#### Records provided
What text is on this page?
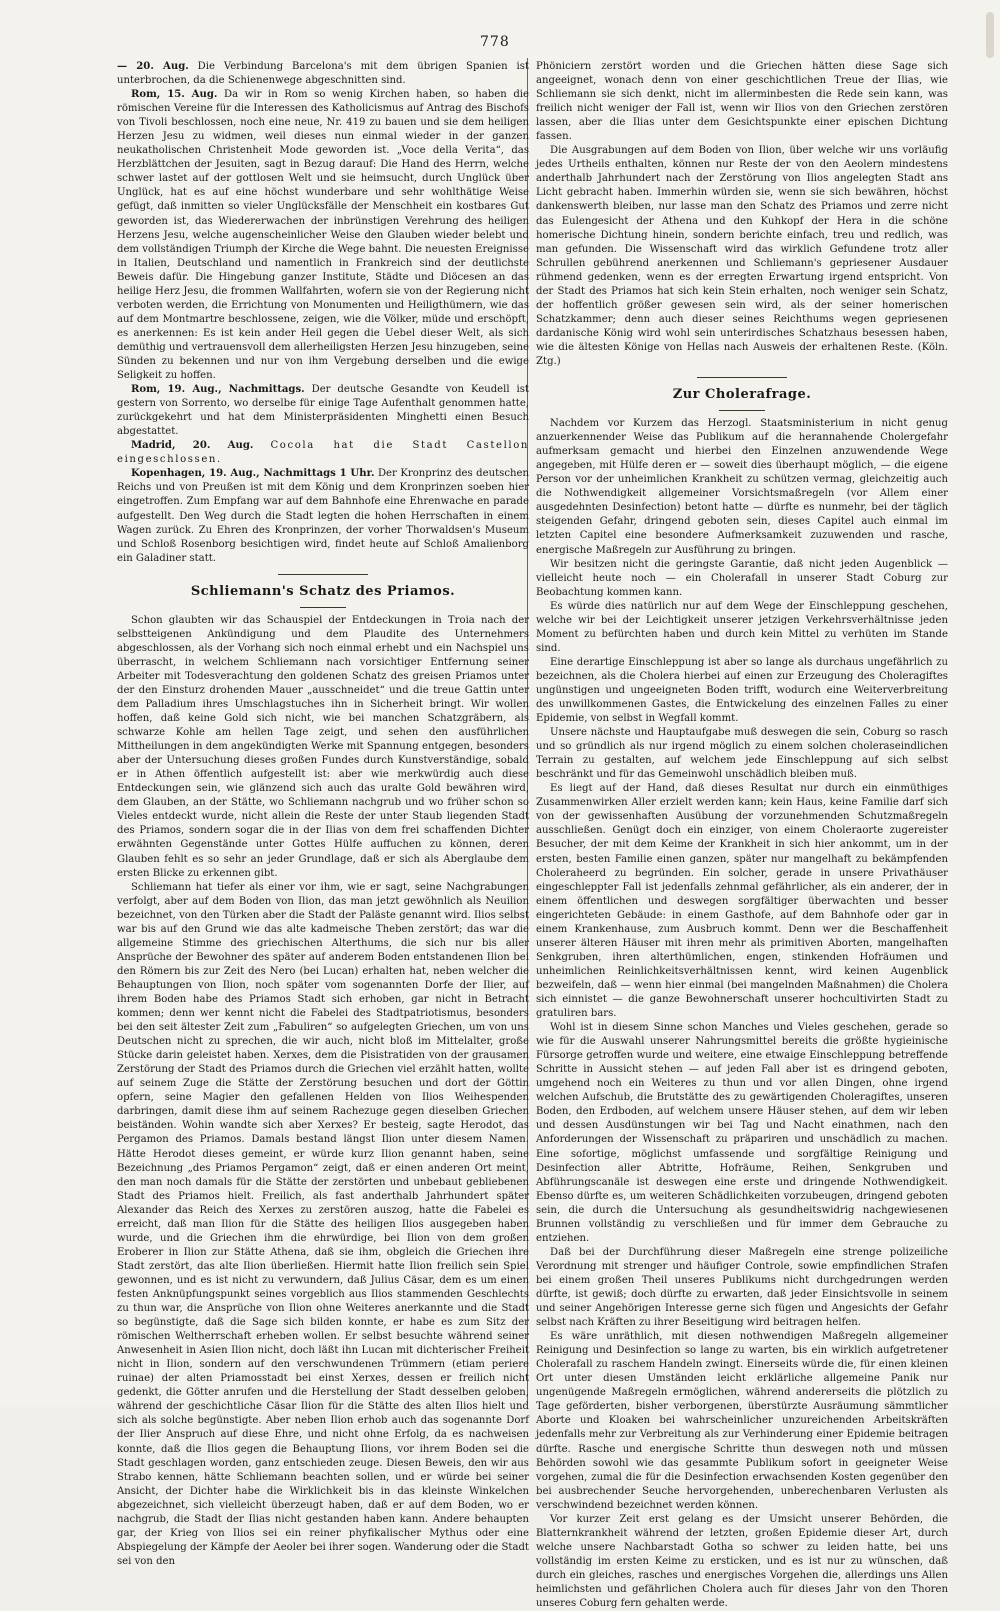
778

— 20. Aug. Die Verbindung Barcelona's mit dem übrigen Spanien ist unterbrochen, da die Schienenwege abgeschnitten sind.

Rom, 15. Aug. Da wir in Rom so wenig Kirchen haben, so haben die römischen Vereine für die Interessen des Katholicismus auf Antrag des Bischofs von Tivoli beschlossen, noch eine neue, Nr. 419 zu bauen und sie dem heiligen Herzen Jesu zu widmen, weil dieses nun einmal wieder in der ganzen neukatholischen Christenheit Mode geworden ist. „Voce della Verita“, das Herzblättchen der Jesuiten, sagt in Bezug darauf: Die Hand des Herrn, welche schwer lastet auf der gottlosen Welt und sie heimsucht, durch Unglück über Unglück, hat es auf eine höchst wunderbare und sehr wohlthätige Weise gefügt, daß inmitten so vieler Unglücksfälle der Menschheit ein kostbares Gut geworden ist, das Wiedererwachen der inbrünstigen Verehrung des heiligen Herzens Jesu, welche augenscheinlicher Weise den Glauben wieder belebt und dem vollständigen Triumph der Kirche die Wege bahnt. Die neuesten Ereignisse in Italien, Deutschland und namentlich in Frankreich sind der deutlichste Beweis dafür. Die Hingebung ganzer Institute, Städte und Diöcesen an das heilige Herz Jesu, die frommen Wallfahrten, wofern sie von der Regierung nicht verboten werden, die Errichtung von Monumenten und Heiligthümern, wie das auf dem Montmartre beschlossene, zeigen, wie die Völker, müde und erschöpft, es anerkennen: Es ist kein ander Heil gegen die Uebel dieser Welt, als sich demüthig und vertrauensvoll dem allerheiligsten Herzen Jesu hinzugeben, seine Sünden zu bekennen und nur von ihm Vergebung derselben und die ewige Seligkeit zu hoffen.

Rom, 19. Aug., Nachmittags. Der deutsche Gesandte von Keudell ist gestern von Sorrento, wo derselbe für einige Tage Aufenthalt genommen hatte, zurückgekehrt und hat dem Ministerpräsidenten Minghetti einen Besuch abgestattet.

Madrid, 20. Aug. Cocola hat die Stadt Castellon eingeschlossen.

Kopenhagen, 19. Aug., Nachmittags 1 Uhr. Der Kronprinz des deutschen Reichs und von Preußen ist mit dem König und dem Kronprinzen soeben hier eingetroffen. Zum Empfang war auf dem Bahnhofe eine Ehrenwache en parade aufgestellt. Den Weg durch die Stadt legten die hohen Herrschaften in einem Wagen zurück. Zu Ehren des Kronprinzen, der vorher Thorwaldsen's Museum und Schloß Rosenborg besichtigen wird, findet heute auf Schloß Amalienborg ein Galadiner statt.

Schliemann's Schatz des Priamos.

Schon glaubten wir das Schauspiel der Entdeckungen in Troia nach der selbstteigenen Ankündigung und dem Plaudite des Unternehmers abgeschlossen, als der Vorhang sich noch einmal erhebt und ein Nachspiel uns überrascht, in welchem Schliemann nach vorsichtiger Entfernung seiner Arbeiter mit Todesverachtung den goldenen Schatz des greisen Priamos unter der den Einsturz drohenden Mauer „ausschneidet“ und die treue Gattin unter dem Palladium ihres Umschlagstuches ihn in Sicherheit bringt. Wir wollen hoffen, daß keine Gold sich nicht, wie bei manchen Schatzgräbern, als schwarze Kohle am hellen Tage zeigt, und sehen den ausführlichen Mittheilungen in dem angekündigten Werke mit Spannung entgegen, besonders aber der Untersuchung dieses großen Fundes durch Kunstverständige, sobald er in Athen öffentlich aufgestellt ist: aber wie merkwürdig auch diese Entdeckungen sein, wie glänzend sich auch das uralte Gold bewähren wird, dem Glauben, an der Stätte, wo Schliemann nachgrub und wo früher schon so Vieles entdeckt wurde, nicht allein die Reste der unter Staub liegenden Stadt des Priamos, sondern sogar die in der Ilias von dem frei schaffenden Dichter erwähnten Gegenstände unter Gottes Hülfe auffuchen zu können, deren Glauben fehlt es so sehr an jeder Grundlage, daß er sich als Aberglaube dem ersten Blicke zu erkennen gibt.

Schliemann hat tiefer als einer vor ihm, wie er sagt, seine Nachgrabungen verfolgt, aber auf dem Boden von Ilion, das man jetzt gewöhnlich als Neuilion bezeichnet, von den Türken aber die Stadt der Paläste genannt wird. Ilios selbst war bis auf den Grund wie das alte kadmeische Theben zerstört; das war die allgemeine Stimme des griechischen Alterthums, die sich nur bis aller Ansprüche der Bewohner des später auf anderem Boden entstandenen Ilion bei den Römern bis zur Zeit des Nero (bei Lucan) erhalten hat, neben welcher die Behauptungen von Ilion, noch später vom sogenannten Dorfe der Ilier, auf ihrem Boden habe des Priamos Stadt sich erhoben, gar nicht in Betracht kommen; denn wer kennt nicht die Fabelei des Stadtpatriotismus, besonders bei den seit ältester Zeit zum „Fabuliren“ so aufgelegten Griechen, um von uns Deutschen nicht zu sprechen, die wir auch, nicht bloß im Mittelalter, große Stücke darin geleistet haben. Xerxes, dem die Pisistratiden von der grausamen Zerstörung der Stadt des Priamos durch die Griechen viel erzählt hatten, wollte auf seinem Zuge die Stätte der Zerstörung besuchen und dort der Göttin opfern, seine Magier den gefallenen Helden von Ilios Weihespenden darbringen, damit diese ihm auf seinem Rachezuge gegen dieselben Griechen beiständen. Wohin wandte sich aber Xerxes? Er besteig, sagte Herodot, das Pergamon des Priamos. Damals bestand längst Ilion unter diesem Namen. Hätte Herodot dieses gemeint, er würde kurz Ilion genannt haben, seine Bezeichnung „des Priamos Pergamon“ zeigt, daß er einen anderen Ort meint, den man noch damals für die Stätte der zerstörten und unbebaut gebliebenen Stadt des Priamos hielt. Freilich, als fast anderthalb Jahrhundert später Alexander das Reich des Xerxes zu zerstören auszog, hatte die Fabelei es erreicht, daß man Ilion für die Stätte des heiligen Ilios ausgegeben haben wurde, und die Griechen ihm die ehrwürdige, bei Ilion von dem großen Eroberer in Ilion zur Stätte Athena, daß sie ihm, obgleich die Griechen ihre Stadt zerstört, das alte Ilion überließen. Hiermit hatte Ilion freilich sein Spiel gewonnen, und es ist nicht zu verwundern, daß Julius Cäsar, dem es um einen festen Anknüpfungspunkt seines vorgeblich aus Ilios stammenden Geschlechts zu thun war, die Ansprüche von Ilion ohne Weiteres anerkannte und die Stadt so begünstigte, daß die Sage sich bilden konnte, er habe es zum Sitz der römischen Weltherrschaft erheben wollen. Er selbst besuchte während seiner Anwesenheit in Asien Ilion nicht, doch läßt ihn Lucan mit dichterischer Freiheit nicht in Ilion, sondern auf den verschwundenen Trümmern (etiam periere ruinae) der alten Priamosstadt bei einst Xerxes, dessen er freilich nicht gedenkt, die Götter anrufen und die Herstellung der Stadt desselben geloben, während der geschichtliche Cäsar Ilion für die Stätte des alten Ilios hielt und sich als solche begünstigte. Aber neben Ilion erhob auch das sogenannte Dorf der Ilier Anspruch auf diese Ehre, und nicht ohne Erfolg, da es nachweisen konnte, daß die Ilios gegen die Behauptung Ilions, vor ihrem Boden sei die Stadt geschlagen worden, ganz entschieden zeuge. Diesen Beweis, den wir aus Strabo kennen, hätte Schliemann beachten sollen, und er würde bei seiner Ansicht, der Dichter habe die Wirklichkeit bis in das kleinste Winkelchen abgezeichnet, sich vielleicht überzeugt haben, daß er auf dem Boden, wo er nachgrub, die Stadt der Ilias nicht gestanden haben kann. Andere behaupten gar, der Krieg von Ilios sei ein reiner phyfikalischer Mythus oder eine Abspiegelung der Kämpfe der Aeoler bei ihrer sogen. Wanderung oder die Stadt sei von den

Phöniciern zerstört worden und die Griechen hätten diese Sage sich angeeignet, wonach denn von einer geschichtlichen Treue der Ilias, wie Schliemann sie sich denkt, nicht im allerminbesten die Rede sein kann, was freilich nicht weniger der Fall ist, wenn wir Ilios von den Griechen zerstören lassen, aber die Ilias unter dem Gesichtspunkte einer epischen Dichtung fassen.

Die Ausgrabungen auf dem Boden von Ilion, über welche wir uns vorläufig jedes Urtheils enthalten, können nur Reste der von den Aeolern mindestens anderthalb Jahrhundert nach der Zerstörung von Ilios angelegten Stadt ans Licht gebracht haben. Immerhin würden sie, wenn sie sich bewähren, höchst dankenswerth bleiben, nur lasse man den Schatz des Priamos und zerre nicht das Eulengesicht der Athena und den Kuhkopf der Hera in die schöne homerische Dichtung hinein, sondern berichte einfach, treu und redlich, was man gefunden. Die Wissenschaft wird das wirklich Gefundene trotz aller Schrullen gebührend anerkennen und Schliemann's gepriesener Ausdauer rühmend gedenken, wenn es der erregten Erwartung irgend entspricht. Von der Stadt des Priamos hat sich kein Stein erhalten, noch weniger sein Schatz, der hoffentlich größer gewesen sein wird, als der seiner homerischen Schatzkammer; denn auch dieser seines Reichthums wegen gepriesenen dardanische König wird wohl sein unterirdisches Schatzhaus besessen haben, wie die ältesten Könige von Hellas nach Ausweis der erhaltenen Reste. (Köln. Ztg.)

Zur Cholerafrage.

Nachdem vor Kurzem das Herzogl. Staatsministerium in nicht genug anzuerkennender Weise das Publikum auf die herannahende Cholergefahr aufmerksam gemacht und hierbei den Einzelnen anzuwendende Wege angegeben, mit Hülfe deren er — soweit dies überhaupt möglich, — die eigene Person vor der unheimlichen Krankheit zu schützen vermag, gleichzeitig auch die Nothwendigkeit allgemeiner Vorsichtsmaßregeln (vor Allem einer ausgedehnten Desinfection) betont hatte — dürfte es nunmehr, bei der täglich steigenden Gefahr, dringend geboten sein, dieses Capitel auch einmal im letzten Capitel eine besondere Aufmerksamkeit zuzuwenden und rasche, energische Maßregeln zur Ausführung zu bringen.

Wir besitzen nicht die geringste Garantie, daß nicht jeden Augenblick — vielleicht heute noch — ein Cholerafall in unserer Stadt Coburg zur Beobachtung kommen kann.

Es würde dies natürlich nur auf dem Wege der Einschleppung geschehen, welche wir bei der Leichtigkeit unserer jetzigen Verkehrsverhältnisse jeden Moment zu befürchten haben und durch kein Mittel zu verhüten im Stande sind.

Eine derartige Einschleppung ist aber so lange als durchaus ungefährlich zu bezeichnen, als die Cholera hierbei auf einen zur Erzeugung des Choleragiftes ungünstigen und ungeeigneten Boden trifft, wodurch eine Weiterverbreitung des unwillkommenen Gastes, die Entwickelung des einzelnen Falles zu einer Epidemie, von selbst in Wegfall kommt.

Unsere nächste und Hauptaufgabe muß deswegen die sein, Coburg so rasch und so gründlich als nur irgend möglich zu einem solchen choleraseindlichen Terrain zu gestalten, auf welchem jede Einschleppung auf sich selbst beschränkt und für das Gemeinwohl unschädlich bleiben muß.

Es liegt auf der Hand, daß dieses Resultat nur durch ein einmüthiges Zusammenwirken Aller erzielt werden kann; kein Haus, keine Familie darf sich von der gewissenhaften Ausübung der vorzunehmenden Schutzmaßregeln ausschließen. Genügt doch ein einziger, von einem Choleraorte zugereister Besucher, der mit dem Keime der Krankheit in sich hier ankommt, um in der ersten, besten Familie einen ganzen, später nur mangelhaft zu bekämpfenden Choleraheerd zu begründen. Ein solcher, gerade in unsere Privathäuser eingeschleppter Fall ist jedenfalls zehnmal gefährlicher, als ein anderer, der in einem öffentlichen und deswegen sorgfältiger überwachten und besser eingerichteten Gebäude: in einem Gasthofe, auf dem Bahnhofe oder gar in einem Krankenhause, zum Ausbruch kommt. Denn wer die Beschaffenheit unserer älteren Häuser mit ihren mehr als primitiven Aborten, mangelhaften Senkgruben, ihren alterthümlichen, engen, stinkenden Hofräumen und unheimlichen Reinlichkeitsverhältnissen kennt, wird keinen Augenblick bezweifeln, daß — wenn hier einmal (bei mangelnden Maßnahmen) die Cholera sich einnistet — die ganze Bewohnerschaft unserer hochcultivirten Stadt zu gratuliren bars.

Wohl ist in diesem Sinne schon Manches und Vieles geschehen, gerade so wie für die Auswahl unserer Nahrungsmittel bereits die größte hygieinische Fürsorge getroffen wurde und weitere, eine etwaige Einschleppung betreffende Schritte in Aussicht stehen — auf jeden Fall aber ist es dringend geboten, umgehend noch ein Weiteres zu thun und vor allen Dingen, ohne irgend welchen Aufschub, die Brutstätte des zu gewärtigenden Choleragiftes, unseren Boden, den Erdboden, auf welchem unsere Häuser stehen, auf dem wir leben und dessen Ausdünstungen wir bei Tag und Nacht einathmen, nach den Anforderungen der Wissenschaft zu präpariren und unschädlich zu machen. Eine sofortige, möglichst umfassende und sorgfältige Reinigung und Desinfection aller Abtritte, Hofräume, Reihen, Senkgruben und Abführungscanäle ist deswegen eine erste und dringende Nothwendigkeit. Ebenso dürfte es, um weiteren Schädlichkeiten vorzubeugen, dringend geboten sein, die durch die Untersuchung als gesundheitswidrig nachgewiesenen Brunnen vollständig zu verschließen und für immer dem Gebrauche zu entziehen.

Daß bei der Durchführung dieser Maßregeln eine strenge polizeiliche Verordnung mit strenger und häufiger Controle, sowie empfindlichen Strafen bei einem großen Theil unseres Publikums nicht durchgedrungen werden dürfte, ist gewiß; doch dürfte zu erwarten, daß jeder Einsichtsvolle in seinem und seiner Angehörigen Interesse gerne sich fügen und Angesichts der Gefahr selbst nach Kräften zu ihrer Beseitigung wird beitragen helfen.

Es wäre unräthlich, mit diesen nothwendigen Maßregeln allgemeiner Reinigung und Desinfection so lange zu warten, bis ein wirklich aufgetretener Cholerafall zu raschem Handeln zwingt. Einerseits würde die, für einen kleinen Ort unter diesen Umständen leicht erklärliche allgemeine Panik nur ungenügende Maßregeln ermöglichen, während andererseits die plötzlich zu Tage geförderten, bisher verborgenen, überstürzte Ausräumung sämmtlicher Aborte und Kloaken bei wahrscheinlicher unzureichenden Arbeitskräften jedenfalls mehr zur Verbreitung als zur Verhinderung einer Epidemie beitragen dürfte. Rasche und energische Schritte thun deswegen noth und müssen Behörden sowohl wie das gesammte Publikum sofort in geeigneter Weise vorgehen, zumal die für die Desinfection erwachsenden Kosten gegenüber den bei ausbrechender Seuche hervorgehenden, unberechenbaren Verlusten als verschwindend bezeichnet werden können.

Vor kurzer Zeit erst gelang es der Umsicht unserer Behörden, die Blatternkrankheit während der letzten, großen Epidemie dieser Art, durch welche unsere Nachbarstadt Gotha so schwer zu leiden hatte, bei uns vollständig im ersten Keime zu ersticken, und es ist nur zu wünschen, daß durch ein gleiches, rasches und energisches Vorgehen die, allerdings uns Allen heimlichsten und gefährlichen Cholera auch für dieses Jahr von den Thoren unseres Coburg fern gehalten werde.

#### Exercise instructions
Count up the lines above in which the word "Gefahr" appears, and give nothing but that count.

#### The completed task
2